### INFORMATION SUPPLIED
——————
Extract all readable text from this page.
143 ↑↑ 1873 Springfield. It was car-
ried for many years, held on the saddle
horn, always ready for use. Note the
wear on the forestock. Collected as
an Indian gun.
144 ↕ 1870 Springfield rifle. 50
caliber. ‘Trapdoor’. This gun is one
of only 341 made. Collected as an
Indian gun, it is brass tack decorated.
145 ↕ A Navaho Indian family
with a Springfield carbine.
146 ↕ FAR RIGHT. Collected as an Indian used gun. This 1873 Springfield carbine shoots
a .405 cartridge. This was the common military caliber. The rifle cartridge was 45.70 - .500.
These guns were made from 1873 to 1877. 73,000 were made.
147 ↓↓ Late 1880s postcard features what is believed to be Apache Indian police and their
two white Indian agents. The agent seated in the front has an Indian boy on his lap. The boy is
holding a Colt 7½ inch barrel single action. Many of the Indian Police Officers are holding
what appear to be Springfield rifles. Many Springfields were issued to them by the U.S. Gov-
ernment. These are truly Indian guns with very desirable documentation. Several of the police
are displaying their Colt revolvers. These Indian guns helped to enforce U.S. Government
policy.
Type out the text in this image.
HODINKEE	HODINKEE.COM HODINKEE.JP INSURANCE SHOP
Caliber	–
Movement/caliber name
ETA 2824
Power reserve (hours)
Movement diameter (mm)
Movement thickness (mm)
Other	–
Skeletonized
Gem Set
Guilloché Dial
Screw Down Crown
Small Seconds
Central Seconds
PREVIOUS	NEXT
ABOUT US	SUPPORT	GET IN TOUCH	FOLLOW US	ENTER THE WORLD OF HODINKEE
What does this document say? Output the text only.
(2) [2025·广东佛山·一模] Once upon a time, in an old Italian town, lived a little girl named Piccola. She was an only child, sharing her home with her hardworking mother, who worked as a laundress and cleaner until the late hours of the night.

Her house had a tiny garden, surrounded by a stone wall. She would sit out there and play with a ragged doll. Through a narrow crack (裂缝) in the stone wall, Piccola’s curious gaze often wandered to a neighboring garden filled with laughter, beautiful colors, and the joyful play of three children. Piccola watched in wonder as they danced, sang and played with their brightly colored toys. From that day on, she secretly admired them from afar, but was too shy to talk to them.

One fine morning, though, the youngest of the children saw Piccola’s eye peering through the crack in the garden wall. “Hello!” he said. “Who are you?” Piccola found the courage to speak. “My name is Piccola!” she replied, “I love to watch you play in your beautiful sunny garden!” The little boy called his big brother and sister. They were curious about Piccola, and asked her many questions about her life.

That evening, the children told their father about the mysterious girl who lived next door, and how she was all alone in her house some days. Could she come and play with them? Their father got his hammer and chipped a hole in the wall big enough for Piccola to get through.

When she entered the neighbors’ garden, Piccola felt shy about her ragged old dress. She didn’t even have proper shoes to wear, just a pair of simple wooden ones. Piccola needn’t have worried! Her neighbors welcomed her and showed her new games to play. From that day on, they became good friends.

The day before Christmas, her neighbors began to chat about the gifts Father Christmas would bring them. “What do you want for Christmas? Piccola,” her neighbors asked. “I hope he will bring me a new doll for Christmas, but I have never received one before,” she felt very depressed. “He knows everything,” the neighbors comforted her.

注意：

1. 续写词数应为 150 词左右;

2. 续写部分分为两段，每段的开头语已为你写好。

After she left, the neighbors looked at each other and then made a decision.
——————
### SHORT EXERCISE
Show the lines of the records that contain the word "lived".

### OUTPUT OF THE TASK
(2) [2025·广东佛山·一模] Once upon a time, in an old Italian town, lived a little girl named Piccola. She was an only child, sharing her home with her hardworking mother, who worked as a laundress and cleaner until the late hours of the night.
That evening, the children told their father about the mysterious girl who lived next door, and how she was all alone in her house some days. Could she come and play with them? Their father got his hammer and chipped a hole in the wall big enough for Piccola to get through.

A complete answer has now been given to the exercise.